## WHAT NEEDS TO BE DONE
From the listing below, extract each line containing the string "data".

## START

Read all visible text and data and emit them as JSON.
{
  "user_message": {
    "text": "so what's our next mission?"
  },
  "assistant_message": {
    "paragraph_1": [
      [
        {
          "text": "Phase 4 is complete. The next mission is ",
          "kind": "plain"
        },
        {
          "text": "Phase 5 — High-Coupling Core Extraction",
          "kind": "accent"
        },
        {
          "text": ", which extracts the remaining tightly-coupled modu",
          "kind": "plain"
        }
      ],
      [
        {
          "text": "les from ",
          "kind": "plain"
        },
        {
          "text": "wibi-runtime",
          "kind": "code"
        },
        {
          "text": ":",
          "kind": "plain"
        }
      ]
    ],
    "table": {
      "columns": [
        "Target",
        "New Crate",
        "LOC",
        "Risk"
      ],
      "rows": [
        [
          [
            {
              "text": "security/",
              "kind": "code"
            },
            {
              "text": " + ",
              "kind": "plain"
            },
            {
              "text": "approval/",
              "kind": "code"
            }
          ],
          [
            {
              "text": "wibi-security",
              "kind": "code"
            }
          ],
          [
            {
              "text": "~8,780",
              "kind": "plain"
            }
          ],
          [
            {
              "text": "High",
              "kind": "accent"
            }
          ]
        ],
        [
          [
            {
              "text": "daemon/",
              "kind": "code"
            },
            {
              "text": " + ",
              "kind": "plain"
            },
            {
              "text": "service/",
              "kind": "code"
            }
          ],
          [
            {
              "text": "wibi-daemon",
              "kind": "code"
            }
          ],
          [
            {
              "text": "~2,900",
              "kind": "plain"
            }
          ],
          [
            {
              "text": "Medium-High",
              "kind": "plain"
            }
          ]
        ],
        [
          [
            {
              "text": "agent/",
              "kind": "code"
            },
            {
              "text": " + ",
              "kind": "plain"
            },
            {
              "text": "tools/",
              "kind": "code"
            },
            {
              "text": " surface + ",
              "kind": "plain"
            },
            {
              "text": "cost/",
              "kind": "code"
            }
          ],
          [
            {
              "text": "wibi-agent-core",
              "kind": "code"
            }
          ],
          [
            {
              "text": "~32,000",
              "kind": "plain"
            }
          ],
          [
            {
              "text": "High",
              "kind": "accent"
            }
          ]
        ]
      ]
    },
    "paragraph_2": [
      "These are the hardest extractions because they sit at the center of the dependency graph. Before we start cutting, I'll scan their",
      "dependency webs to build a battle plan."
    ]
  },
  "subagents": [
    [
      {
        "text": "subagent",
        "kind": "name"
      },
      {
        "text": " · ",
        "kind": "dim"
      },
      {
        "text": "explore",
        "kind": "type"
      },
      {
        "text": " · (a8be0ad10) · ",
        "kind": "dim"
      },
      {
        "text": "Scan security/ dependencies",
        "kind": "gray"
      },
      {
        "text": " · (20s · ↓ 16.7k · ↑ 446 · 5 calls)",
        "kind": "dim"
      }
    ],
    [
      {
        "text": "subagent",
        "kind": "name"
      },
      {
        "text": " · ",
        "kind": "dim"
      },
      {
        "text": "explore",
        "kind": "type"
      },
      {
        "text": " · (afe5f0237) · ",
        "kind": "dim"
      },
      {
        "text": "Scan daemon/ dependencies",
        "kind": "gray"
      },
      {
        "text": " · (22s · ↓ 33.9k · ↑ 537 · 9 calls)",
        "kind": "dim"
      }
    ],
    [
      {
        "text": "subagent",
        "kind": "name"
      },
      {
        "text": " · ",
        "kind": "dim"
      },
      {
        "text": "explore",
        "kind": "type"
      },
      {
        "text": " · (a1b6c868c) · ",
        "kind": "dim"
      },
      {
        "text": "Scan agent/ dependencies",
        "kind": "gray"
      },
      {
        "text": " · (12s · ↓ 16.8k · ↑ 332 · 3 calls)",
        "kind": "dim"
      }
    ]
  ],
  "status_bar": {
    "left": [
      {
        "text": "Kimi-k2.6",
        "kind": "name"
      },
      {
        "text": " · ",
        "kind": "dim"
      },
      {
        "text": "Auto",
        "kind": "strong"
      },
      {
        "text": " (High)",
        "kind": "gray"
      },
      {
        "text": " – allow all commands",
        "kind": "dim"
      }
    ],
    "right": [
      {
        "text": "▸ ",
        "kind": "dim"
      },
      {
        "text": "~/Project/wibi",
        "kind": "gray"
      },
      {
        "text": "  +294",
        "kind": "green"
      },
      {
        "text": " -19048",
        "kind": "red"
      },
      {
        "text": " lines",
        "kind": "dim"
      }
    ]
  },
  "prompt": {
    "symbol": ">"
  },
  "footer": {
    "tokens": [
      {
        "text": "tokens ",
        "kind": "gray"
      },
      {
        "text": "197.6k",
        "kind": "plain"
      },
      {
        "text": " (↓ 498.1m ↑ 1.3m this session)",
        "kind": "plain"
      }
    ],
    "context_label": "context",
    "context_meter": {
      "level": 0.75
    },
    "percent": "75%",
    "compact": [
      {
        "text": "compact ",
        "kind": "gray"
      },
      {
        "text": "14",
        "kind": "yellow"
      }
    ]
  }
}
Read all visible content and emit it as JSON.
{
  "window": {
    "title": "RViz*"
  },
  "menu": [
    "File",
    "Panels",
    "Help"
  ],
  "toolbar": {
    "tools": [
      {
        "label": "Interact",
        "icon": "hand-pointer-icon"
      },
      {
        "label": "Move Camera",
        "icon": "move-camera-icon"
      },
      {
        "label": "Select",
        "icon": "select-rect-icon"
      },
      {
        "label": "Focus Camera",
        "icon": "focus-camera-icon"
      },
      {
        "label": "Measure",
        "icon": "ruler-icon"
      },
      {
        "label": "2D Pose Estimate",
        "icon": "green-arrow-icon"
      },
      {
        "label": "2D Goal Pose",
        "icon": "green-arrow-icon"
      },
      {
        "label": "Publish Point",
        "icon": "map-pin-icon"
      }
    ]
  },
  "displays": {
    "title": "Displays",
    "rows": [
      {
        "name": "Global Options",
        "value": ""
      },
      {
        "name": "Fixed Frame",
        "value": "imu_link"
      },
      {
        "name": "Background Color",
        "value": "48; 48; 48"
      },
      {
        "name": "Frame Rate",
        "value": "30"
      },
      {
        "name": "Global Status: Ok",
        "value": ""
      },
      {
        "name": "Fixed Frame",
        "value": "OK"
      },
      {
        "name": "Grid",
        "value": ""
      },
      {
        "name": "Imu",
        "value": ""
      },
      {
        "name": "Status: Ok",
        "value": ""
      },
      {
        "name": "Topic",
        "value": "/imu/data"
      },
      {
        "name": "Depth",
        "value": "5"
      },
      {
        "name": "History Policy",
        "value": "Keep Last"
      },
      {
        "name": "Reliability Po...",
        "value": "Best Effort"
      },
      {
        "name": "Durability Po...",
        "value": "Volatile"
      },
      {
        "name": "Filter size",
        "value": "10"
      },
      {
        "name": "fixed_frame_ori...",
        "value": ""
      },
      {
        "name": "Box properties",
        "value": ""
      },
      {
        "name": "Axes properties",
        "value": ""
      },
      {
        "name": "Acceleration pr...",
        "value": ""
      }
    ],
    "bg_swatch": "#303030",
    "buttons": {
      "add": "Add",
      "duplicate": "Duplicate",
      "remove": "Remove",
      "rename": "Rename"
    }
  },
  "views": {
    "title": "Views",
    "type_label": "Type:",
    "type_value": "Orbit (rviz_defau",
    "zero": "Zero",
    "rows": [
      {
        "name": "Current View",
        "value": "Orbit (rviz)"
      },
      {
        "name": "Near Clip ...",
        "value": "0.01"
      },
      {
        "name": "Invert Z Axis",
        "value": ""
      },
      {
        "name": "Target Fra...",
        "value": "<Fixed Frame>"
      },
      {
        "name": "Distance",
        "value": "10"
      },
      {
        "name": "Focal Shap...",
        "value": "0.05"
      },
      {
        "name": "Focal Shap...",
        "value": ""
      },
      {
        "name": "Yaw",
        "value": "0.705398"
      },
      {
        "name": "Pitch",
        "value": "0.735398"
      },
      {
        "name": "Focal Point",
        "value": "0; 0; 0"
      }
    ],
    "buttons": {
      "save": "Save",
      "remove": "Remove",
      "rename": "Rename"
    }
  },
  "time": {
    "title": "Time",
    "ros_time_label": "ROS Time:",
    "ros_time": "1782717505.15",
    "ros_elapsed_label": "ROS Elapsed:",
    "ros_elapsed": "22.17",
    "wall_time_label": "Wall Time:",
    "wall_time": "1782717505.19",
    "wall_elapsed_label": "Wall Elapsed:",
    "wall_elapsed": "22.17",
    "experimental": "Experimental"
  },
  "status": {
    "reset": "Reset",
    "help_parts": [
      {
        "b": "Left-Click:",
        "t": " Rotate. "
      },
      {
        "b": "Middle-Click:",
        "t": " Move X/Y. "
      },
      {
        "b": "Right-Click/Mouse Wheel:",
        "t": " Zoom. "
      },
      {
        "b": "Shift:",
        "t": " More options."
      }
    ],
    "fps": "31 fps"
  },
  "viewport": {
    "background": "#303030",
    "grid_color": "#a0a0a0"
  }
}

## END

## FULL ANSWER
Read all visible text and data and emit them as JSON.
        "value": "/imu/data"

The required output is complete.